*Brano di testo*:
#####
Presentatore: Recenti sondaggi negli Stati Uniti mostrano che persino i cristiani filosionisti e gli evangelici, che un tempo sostenevano la lobby israeliana – soprattutto i più giovani – stanno progressivamente ritirando il loro sostegno. Per non parlare dell’Europa e della comunità musulmana negli Stati Uniti, che fa anch’essa parte dell’elettorato di Trump. In questo contesto, poiché, come lei ha detto, Trump non ha portato a termine questa partita fino in fondo, cosa pensa che riservi il futuro a Israele, politicamente ed esistenzialmente, se non è riuscito a raggiungere l’obiettivo per cui ha rischiato tutto?

Aleksandr Dugin: L’obiettivo per cui Israele ha rischiato tutto è un fenomeno metapolitico: l’attesa della venuta del Messia. Questo è più grave del fallimento di un intrigo politico o di un’operazione militare. L’unico significato di Israele sta nell’essere un progetto messianico. Senza il Messia, non ha giustificazione per esistere. Come “isola di democrazia in un mare islamico”, non durerà. Si trova di fronte a una scelta: intensificare la tensione messianica o crollare. Ogni passo indietro significa non-essere.
#####
*Le consegne*:
• A. Nell'intervista, in che cosa consiste l'unico significato di Israele secondo Aleksandr Dugin?
• B. Ricopia dall'intervista il passo che va da "Aleksandr Dugin: L’obiettivo" fino a "indietro significa non-essere.".

*Dati registrati*:
#####
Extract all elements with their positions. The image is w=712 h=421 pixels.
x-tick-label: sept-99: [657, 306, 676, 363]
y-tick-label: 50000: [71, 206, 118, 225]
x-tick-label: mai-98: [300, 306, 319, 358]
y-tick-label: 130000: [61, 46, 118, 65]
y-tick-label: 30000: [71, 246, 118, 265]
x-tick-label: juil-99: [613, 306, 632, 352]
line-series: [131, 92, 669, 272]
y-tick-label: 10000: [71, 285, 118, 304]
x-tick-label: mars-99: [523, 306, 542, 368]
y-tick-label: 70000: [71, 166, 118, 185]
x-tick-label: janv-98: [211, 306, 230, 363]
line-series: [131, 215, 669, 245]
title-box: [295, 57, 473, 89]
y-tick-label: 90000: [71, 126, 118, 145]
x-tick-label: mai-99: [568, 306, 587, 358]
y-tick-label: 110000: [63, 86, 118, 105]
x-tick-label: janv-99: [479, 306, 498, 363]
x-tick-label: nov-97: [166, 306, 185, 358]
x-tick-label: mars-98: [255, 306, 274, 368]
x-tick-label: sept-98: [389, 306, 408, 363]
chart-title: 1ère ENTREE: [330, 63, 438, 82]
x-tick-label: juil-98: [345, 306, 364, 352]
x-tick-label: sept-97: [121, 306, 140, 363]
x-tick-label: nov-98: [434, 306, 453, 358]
#####
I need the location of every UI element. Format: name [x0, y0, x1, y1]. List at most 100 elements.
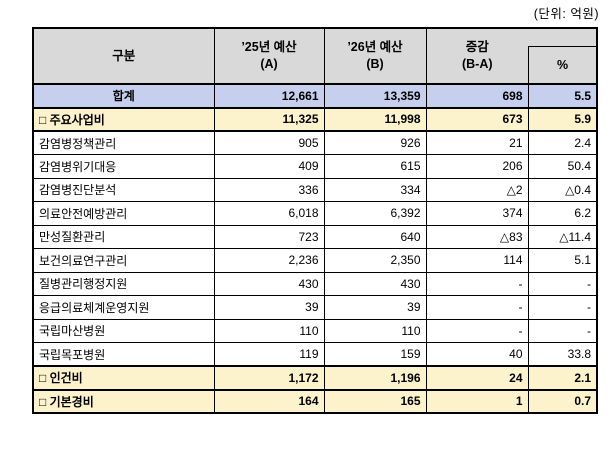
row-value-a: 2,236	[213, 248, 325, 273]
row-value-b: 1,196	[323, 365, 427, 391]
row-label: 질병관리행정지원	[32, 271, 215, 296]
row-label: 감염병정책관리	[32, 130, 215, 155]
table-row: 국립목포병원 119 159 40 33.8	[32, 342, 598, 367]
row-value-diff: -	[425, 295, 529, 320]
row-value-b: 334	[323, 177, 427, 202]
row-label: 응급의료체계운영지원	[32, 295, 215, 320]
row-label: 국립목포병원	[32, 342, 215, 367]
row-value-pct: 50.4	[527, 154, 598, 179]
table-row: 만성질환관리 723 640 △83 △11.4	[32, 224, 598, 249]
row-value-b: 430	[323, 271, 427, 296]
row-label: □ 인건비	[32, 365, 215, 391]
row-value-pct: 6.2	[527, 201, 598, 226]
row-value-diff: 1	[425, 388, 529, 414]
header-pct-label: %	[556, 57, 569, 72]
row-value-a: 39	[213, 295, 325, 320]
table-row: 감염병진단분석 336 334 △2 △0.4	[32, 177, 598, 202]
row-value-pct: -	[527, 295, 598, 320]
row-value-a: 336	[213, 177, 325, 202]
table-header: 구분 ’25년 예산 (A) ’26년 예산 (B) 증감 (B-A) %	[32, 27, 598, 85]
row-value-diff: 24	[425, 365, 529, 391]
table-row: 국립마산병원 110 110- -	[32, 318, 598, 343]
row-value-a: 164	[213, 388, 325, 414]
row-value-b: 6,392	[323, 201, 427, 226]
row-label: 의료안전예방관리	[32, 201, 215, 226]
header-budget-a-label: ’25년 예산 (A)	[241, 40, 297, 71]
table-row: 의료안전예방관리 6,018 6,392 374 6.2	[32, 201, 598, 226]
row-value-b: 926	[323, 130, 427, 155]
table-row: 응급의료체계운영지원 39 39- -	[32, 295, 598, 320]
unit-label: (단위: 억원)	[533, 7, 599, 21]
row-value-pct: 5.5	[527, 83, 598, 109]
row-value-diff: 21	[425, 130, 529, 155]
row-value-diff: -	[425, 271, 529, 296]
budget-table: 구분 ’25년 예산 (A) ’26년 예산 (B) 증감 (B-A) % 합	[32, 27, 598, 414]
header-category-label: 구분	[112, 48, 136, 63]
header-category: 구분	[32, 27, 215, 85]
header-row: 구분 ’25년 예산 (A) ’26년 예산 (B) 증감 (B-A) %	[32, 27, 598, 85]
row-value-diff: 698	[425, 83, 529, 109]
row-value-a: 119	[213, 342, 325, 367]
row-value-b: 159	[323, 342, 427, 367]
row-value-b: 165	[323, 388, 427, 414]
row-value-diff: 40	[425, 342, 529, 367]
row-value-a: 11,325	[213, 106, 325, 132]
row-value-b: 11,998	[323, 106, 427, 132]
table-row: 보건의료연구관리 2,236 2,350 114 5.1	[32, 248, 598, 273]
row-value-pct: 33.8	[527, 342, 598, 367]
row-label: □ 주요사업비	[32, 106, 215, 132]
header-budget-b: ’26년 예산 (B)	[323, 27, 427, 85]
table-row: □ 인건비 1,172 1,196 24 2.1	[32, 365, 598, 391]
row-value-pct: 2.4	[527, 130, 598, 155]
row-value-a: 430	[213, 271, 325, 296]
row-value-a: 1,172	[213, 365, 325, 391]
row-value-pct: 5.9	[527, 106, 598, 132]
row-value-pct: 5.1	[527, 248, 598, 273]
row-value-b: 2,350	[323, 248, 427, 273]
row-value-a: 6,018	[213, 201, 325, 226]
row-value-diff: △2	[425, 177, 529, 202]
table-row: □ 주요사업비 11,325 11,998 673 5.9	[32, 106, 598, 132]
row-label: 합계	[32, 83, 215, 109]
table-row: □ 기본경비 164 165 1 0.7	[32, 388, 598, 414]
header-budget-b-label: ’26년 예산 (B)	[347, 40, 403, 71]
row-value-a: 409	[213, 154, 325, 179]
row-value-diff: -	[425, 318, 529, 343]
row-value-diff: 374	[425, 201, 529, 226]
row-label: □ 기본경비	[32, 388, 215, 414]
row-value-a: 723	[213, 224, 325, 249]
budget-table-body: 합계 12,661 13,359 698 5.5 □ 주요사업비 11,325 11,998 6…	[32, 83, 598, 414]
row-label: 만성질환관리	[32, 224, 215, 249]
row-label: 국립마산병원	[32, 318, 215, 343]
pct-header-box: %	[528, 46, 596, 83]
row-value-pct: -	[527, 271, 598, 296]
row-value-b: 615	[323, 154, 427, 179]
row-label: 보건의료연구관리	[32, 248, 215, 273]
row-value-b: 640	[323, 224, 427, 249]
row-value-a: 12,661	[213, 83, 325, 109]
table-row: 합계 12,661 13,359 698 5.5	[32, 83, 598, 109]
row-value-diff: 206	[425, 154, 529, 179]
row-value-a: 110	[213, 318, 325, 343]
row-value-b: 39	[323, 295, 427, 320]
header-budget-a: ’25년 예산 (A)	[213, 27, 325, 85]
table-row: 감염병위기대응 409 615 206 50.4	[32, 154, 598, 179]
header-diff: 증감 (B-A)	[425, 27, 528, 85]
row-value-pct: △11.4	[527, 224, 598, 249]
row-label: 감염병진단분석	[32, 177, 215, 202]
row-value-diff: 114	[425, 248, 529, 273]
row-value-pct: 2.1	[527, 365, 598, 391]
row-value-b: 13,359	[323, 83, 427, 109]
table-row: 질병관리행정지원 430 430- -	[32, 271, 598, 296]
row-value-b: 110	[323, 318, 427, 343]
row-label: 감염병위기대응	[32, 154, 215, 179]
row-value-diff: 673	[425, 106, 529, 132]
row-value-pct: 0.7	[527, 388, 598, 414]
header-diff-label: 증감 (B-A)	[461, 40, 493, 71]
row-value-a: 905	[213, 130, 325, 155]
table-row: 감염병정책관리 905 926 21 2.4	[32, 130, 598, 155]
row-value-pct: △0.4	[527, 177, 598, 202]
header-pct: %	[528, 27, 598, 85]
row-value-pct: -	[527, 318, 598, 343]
#####
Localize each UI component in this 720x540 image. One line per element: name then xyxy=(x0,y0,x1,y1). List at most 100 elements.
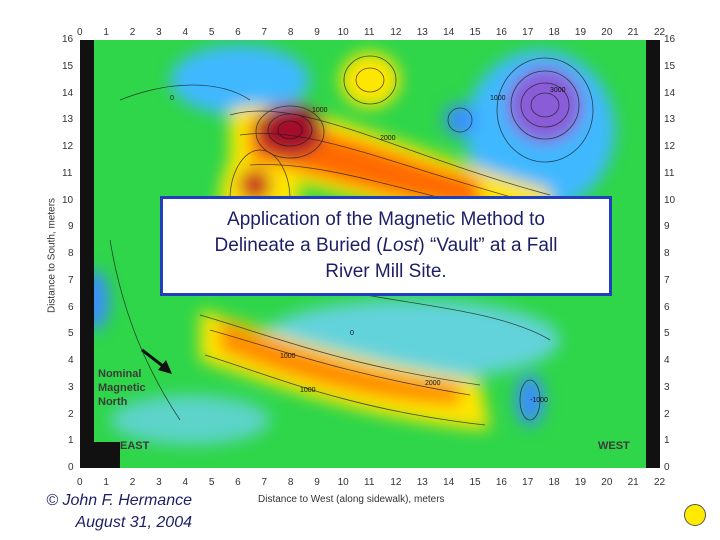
#####
*Risposte alle consegne*:
• A. Nell'essere un progetto messianico.

• B.
Aleksandr Dugin: L’obiettivo per cui Israele ha rischiato tutto è un fenomeno metapolitico: l’attesa della venuta del Messia. Questo è più grave del fallimento di un intrigo politico o di un’operazione militare. L’unico significato di Israele sta nell’essere un progetto messianico. Senza il Messia, non ha giustificazione per esistere. Come “isola di democrazia in un mare islamico”, non durerà. Si trova di fronte a una scelta: intensificare la tensione messianica o crollare. Ogni passo indietro significa non-essere.